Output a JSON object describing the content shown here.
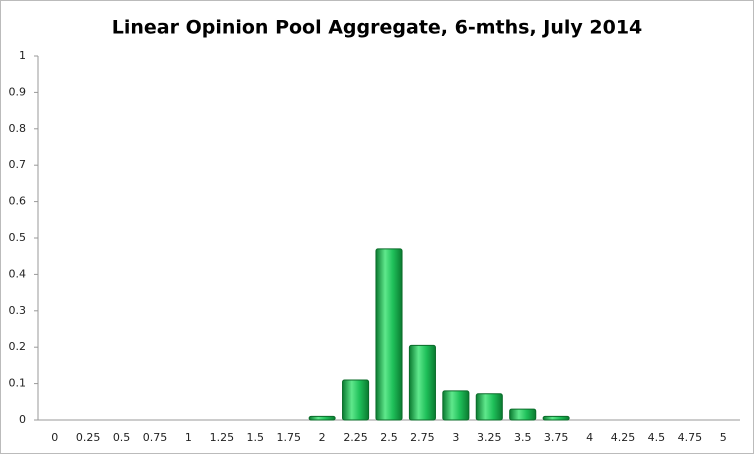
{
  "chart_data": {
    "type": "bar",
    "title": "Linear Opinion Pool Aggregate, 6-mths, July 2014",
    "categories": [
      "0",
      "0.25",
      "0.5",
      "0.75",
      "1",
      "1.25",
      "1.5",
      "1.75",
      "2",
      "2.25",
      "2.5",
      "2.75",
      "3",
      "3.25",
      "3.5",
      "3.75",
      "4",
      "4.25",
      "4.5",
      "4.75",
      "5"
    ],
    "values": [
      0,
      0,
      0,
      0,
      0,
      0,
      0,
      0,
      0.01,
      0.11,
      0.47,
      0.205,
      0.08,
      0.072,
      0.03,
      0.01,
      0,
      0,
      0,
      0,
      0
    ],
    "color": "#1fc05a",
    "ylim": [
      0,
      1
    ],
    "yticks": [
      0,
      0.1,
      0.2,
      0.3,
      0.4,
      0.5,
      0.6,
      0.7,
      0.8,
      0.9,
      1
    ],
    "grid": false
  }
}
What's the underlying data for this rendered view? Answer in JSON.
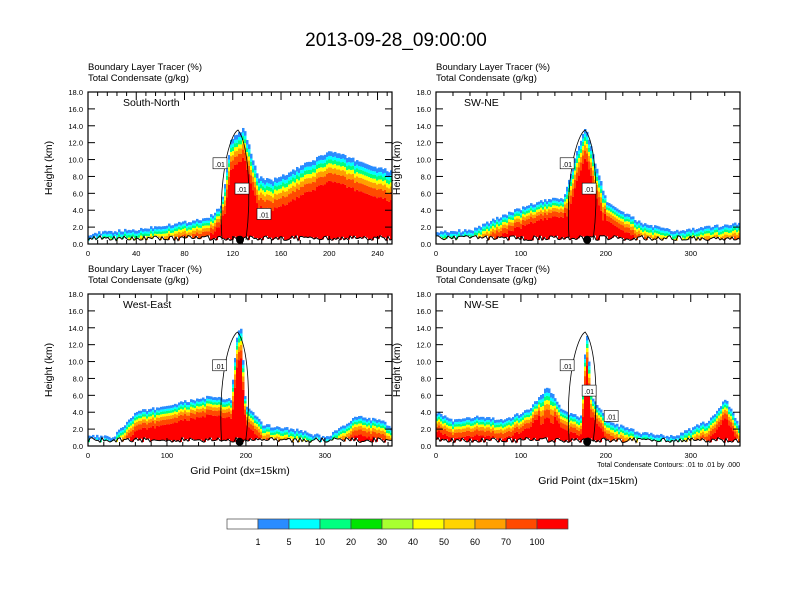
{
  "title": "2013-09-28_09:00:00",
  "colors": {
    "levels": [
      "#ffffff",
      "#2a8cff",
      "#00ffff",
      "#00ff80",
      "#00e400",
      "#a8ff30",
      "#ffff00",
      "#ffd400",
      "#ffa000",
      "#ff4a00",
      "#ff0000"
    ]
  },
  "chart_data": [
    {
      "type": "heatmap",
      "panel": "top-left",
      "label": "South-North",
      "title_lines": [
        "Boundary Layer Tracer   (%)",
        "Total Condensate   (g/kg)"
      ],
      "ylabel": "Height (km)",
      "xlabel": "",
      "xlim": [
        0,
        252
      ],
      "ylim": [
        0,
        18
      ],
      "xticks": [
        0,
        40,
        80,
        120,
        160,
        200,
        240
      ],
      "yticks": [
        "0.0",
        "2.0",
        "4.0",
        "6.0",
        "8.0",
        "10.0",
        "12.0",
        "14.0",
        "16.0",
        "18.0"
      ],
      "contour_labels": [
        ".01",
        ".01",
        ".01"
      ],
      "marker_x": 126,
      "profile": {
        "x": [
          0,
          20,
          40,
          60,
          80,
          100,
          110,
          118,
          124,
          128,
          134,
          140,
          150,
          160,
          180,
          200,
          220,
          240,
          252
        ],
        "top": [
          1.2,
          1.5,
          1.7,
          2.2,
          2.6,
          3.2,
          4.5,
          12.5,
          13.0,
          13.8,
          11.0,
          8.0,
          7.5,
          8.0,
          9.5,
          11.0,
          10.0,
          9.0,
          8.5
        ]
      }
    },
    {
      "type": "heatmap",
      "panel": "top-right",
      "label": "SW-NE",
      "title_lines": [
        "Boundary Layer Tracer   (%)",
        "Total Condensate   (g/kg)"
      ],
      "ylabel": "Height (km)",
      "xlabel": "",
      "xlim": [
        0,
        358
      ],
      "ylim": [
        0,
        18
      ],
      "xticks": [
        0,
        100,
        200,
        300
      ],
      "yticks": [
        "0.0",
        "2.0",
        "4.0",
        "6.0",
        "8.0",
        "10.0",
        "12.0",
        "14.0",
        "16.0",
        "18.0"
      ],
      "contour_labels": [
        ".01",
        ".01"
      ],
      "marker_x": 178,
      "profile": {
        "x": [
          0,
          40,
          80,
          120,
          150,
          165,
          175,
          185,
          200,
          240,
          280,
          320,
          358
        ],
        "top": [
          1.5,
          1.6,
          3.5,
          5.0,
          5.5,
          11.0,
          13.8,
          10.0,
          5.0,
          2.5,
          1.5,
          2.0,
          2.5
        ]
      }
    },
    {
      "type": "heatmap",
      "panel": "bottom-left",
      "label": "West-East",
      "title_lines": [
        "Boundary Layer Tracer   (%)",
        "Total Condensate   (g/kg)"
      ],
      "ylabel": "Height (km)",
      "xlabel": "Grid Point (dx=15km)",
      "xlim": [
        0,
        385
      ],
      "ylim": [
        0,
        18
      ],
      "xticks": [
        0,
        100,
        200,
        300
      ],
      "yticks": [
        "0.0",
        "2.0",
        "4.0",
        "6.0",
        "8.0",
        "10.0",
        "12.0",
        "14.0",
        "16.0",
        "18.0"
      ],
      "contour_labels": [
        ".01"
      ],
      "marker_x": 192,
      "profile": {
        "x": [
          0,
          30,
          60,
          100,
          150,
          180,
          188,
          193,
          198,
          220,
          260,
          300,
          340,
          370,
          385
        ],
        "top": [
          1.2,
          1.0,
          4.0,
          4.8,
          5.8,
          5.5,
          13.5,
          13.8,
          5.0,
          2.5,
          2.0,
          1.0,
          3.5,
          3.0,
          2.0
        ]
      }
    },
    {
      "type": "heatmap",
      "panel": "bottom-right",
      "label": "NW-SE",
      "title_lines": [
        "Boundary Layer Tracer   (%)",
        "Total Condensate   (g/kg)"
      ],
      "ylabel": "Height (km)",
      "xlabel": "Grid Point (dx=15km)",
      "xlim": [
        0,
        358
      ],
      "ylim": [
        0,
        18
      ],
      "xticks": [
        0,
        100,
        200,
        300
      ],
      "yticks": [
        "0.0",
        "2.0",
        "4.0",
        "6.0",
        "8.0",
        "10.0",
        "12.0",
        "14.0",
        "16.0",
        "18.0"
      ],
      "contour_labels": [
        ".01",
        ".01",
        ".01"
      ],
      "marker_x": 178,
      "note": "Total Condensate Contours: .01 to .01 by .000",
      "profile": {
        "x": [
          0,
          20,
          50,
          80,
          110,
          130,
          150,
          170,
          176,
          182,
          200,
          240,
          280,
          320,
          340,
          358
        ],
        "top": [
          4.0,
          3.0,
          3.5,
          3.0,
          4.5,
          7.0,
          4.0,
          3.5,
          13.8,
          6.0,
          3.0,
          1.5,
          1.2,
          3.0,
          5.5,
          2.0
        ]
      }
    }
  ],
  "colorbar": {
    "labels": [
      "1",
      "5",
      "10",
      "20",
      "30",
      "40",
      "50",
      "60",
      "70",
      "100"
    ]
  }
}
◇ ◇ ◇ ◇
> WHAT THE TASK ASKS: Output the entries above exactly, without their pictures.

> FULL OUTPUT:
Output a JSON object describing the content shown here.
{
  "chart_data": {
    "type": "bar",
    "title": "Linear Opinion Pool Aggregate, 6-mths, July 2014",
    "categories": [
      "0",
      "0.25",
      "0.5",
      "0.75",
      "1",
      "1.25",
      "1.5",
      "1.75",
      "2",
      "2.25",
      "2.5",
      "2.75",
      "3",
      "3.25",
      "3.5",
      "3.75",
      "4",
      "4.25",
      "4.5",
      "4.75",
      "5"
    ],
    "values": [
      0,
      0,
      0,
      0,
      0,
      0,
      0,
      0,
      0.01,
      0.11,
      0.47,
      0.205,
      0.08,
      0.072,
      0.03,
      0.01,
      0,
      0,
      0,
      0,
      0
    ],
    "color": "#1fc05a",
    "ylim": [
      0,
      1
    ],
    "yticks": [
      0,
      0.1,
      0.2,
      0.3,
      0.4,
      0.5,
      0.6,
      0.7,
      0.8,
      0.9,
      1
    ],
    "grid": false
  }
}
What's the underlying data for this rendered view? Answer in JSON.
{
  "title": "2013-09-28_09:00:00",
  "colors": {
    "levels": [
      "#ffffff",
      "#2a8cff",
      "#00ffff",
      "#00ff80",
      "#00e400",
      "#a8ff30",
      "#ffff00",
      "#ffd400",
      "#ffa000",
      "#ff4a00",
      "#ff0000"
    ]
  },
  "chart_data": [
    {
      "type": "heatmap",
      "panel": "top-left",
      "label": "South-North",
      "title_lines": [
        "Boundary Layer Tracer   (%)",
        "Total Condensate   (g/kg)"
      ],
      "ylabel": "Height (km)",
      "xlabel": "",
      "xlim": [
        0,
        252
      ],
      "ylim": [
        0,
        18
      ],
      "xticks": [
        0,
        40,
        80,
        120,
        160,
        200,
        240
      ],
      "yticks": [
        "0.0",
        "2.0",
        "4.0",
        "6.0",
        "8.0",
        "10.0",
        "12.0",
        "14.0",
        "16.0",
        "18.0"
      ],
      "contour_labels": [
        ".01",
        ".01",
        ".01"
      ],
      "marker_x": 126,
      "profile": {
        "x": [
          0,
          20,
          40,
          60,
          80,
          100,
          110,
          118,
          124,
          128,
          134,
          140,
          150,
          160,
          180,
          200,
          220,
          240,
          252
        ],
        "top": [
          1.2,
          1.5,
          1.7,
          2.2,
          2.6,
          3.2,
          4.5,
          12.5,
          13.0,
          13.8,
          11.0,
          8.0,
          7.5,
          8.0,
          9.5,
          11.0,
          10.0,
          9.0,
          8.5
        ]
      }
    },
    {
      "type": "heatmap",
      "panel": "top-right",
      "label": "SW-NE",
      "title_lines": [
        "Boundary Layer Tracer   (%)",
        "Total Condensate   (g/kg)"
      ],
      "ylabel": "Height (km)",
      "xlabel": "",
      "xlim": [
        0,
        358
      ],
      "ylim": [
        0,
        18
      ],
      "xticks": [
        0,
        100,
        200,
        300
      ],
      "yticks": [
        "0.0",
        "2.0",
        "4.0",
        "6.0",
        "8.0",
        "10.0",
        "12.0",
        "14.0",
        "16.0",
        "18.0"
      ],
      "contour_labels": [
        ".01",
        ".01"
      ],
      "marker_x": 178,
      "profile": {
        "x": [
          0,
          40,
          80,
          120,
          150,
          165,
          175,
          185,
          200,
          240,
          280,
          320,
          358
        ],
        "top": [
          1.5,
          1.6,
          3.5,
          5.0,
          5.5,
          11.0,
          13.8,
          10.0,
          5.0,
          2.5,
          1.5,
          2.0,
          2.5
        ]
      }
    },
    {
      "type": "heatmap",
      "panel": "bottom-left",
      "label": "West-East",
      "title_lines": [
        "Boundary Layer Tracer   (%)",
        "Total Condensate   (g/kg)"
      ],
      "ylabel": "Height (km)",
      "xlabel": "Grid Point (dx=15km)",
      "xlim": [
        0,
        385
      ],
      "ylim": [
        0,
        18
      ],
      "xticks": [
        0,
        100,
        200,
        300
      ],
      "yticks": [
        "0.0",
        "2.0",
        "4.0",
        "6.0",
        "8.0",
        "10.0",
        "12.0",
        "14.0",
        "16.0",
        "18.0"
      ],
      "contour_labels": [
        ".01"
      ],
      "marker_x": 192,
      "profile": {
        "x": [
          0,
          30,
          60,
          100,
          150,
          180,
          188,
          193,
          198,
          220,
          260,
          300,
          340,
          370,
          385
        ],
        "top": [
          1.2,
          1.0,
          4.0,
          4.8,
          5.8,
          5.5,
          13.5,
          13.8,
          5.0,
          2.5,
          2.0,
          1.0,
          3.5,
          3.0,
          2.0
        ]
      }
    },
    {
      "type": "heatmap",
      "panel": "bottom-right",
      "label": "NW-SE",
      "title_lines": [
        "Boundary Layer Tracer   (%)",
        "Total Condensate   (g/kg)"
      ],
      "ylabel": "Height (km)",
      "xlabel": "Grid Point (dx=15km)",
      "xlim": [
        0,
        358
      ],
      "ylim": [
        0,
        18
      ],
      "xticks": [
        0,
        100,
        200,
        300
      ],
      "yticks": [
        "0.0",
        "2.0",
        "4.0",
        "6.0",
        "8.0",
        "10.0",
        "12.0",
        "14.0",
        "16.0",
        "18.0"
      ],
      "contour_labels": [
        ".01",
        ".01",
        ".01"
      ],
      "marker_x": 178,
      "note": "Total Condensate Contours: .01 to .01 by .000",
      "profile": {
        "x": [
          0,
          20,
          50,
          80,
          110,
          130,
          150,
          170,
          176,
          182,
          200,
          240,
          280,
          320,
          340,
          358
        ],
        "top": [
          4.0,
          3.0,
          3.5,
          3.0,
          4.5,
          7.0,
          4.0,
          3.5,
          13.8,
          6.0,
          3.0,
          1.5,
          1.2,
          3.0,
          5.5,
          2.0
        ]
      }
    }
  ],
  "colorbar": {
    "labels": [
      "1",
      "5",
      "10",
      "20",
      "30",
      "40",
      "50",
      "60",
      "70",
      "100"
    ]
  }
}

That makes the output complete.